» **WORK REQUIRED**: Find the string "title" in the listing and report every line that has it.

» **DATA ENTRIES**:
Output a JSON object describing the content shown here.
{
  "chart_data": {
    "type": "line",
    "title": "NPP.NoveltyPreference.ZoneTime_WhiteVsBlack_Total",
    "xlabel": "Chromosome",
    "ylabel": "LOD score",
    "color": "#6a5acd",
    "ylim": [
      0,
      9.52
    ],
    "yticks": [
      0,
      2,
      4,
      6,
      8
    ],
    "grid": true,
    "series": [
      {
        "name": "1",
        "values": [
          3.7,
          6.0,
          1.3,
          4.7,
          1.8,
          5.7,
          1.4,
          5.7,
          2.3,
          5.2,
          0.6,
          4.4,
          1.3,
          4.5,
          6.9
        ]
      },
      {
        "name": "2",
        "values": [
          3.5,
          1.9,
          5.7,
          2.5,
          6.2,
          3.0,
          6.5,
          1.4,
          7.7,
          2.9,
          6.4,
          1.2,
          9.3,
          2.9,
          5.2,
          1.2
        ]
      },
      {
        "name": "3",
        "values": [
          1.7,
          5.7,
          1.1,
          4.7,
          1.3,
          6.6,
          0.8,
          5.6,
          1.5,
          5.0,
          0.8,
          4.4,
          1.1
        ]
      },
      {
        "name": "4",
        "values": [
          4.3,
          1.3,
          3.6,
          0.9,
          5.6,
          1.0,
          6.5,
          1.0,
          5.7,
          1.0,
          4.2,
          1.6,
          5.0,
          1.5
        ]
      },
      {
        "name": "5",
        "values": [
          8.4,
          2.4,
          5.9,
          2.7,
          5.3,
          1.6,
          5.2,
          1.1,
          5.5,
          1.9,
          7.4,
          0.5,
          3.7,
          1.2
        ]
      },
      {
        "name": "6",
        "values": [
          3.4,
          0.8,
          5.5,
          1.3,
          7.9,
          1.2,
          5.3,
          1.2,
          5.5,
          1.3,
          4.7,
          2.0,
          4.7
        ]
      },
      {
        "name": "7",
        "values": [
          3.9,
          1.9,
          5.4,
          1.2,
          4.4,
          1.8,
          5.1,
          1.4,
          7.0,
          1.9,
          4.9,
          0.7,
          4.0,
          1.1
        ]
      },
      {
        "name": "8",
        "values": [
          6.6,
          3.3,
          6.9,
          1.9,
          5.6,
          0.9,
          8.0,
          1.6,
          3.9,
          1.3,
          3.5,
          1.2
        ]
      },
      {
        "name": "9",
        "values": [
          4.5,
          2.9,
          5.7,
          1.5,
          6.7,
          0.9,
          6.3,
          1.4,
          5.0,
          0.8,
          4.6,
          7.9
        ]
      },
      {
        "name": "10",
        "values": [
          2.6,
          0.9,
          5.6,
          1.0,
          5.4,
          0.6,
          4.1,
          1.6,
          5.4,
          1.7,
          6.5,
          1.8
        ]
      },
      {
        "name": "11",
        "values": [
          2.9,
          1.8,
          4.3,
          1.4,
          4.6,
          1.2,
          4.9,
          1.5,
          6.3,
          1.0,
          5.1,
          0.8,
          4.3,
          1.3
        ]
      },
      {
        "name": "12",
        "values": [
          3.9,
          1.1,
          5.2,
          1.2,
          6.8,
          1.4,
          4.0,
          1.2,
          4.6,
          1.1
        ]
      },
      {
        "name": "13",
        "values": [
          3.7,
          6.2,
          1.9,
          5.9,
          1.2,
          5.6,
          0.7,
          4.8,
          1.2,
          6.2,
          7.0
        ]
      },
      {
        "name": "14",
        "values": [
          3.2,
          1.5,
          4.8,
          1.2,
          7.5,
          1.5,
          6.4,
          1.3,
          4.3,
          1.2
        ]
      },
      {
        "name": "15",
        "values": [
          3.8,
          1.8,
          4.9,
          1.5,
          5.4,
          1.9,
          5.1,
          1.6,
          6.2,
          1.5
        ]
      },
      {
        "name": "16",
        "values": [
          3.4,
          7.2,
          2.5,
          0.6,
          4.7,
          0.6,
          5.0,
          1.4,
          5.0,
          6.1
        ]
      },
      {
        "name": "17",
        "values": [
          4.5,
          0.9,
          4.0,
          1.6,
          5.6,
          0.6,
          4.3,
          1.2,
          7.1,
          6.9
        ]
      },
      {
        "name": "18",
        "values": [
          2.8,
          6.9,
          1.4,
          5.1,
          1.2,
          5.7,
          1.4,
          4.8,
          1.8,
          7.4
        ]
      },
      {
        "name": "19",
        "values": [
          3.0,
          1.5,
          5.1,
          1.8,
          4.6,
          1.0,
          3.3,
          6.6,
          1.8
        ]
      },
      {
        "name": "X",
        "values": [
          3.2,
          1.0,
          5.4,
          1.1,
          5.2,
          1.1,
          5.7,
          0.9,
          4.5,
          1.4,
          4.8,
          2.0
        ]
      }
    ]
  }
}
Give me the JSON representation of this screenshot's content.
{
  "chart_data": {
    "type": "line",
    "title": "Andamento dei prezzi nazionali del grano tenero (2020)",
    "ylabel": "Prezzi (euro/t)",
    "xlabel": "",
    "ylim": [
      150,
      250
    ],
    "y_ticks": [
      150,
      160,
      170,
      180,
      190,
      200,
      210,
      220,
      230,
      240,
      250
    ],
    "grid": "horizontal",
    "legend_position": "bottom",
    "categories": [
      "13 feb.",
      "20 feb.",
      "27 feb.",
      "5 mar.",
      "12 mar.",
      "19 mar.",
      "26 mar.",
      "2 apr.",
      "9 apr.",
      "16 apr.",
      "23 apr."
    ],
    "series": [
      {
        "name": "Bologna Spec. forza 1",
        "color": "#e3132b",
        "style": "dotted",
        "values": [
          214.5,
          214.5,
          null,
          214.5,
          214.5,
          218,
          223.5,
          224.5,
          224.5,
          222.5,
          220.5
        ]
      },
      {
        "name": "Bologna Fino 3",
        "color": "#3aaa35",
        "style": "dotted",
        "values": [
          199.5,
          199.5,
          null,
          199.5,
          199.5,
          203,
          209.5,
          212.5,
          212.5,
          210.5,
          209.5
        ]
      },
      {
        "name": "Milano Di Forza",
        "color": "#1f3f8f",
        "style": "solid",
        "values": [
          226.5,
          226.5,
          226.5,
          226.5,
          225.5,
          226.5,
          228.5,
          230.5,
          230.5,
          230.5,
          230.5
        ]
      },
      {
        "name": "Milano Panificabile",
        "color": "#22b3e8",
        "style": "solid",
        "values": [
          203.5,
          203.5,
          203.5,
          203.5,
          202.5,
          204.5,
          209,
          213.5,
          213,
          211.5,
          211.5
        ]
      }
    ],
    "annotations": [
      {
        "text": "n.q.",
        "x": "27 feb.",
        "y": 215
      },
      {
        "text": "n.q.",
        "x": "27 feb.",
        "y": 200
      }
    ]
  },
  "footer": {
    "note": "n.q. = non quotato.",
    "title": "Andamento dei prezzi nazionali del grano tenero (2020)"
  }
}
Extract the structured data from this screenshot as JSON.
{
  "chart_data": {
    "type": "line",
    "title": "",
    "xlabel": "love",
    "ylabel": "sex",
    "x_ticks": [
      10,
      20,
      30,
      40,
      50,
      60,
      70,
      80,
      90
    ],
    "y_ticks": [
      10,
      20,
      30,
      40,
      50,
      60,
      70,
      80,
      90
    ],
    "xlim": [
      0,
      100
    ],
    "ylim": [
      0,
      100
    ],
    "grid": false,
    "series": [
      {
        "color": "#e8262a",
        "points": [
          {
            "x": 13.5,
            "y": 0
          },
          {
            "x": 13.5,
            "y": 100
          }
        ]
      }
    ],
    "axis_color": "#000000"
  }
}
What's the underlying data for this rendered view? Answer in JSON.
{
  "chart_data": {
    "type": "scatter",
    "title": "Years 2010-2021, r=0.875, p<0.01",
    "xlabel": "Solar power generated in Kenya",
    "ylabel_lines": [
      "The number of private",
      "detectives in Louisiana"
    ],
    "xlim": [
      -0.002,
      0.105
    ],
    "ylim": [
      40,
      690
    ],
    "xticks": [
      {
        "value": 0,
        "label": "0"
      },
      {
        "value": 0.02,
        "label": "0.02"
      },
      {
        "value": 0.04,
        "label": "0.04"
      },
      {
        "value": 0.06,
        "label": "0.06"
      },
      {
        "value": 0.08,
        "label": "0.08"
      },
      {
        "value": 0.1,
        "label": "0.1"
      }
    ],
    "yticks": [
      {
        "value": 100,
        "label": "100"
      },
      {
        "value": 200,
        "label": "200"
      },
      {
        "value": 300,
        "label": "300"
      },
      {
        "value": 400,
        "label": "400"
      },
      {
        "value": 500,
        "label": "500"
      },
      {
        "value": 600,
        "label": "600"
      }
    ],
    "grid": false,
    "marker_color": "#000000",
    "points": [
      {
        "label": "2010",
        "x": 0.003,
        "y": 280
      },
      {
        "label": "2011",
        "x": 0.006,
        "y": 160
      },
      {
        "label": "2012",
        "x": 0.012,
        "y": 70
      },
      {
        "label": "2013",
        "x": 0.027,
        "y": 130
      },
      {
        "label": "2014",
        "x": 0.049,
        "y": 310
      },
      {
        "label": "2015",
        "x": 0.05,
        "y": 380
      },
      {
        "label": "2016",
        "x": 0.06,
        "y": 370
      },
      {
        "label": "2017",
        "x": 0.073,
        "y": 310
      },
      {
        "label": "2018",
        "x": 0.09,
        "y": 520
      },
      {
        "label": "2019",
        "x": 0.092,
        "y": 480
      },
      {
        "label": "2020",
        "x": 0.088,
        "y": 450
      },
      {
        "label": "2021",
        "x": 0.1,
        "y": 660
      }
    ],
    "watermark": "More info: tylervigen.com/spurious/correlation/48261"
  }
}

» **SOLUTION**:
    "title": "NPP.NoveltyPreference.ZoneTime_WhiteVsBlack_Total",
    "title": "Andamento dei prezzi nazionali del grano tenero (2020)",
    "title": "Andamento dei prezzi nazionali del grano tenero (2020)"
    "title": "",
    "title": "Years 2010-2021, r=0.875, p<0.01",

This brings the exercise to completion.